▸ **STATED PROBLEM**
Read the records and gather each line that includes "corp".

Stored items from a collection
+---+

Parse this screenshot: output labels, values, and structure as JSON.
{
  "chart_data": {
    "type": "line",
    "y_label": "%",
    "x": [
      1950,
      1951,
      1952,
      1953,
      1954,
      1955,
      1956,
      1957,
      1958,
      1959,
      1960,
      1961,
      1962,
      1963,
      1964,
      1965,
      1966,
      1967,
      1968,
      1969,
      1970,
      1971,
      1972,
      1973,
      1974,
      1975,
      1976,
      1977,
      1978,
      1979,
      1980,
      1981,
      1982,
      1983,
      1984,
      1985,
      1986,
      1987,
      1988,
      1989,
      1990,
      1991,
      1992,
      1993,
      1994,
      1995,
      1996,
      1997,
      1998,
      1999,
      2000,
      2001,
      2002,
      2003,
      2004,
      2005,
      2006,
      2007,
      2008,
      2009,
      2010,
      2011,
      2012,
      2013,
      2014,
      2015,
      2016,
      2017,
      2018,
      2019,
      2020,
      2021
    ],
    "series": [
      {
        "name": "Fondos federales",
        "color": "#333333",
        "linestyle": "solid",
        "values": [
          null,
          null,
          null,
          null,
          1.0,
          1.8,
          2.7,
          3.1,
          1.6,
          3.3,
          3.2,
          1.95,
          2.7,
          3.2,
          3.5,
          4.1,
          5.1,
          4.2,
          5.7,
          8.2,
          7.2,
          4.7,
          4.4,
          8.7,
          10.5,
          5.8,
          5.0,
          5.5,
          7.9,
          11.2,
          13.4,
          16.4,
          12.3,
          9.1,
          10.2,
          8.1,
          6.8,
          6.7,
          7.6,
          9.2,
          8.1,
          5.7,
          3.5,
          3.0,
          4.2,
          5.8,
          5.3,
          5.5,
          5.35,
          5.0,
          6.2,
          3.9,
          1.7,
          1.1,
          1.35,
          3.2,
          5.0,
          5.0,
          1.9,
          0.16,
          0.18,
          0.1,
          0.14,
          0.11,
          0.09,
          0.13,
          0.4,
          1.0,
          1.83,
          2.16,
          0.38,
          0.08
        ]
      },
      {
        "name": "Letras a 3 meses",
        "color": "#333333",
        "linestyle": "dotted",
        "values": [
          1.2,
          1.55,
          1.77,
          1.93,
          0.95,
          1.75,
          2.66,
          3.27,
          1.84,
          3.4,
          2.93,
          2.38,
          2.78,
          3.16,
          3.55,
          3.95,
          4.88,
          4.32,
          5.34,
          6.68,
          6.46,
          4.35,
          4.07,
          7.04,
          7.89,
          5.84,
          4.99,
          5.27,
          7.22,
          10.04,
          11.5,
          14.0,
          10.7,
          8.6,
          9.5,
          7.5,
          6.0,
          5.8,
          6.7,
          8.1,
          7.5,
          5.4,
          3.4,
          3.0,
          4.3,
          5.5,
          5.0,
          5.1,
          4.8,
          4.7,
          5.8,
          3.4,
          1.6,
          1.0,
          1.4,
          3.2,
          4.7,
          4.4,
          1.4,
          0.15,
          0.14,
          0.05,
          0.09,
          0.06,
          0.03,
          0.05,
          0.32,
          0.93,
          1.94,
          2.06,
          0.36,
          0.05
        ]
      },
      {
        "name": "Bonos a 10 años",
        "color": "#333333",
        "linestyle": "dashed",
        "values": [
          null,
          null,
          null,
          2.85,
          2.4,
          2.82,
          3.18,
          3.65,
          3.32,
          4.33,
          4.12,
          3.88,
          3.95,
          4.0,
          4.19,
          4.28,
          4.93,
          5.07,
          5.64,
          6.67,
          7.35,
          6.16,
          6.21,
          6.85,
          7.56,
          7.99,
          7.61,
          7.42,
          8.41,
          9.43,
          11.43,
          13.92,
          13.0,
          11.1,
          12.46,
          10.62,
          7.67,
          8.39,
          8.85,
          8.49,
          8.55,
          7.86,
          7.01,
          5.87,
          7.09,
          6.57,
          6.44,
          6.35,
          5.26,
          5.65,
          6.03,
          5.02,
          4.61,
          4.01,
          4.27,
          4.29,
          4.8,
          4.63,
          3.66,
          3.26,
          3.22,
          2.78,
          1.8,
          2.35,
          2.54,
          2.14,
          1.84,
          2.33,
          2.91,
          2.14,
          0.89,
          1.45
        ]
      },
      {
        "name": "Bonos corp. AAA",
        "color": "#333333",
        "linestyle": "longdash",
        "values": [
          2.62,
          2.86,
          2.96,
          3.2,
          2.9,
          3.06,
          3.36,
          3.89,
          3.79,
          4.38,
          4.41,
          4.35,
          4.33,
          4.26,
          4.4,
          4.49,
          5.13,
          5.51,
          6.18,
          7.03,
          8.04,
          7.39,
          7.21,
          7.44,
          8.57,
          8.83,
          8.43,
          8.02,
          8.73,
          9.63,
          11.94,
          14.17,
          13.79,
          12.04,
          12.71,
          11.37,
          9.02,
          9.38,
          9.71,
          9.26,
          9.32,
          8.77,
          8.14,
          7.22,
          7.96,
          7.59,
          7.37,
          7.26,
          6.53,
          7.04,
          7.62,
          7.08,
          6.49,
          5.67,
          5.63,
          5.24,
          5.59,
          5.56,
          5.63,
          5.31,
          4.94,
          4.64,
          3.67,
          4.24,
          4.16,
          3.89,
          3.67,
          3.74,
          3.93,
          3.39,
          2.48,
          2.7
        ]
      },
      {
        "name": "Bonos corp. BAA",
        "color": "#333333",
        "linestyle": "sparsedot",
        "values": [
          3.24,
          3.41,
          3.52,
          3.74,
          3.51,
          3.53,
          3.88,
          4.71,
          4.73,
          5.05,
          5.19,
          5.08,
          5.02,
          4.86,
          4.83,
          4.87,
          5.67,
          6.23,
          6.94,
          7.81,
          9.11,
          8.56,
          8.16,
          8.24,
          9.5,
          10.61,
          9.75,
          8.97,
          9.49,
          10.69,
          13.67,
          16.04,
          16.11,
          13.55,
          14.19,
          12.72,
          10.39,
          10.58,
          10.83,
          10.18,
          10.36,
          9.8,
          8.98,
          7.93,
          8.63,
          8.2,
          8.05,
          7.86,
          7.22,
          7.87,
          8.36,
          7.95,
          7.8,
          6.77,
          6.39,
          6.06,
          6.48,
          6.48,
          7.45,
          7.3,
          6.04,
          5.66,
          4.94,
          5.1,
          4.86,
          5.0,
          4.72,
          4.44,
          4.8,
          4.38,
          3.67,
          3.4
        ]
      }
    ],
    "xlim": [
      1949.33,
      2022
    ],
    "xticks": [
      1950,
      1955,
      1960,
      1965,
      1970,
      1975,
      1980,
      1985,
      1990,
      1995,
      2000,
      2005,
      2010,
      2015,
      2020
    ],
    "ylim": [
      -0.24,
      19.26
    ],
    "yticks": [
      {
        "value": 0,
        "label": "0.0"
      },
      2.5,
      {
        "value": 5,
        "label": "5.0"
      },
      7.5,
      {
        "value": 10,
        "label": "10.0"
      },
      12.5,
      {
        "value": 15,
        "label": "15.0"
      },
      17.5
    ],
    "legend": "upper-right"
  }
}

+---+

▸ **OUTPUT FOR THIS TASK**
        "name": "Bonos corp. AAA",
        "name": "Bonos corp. BAA",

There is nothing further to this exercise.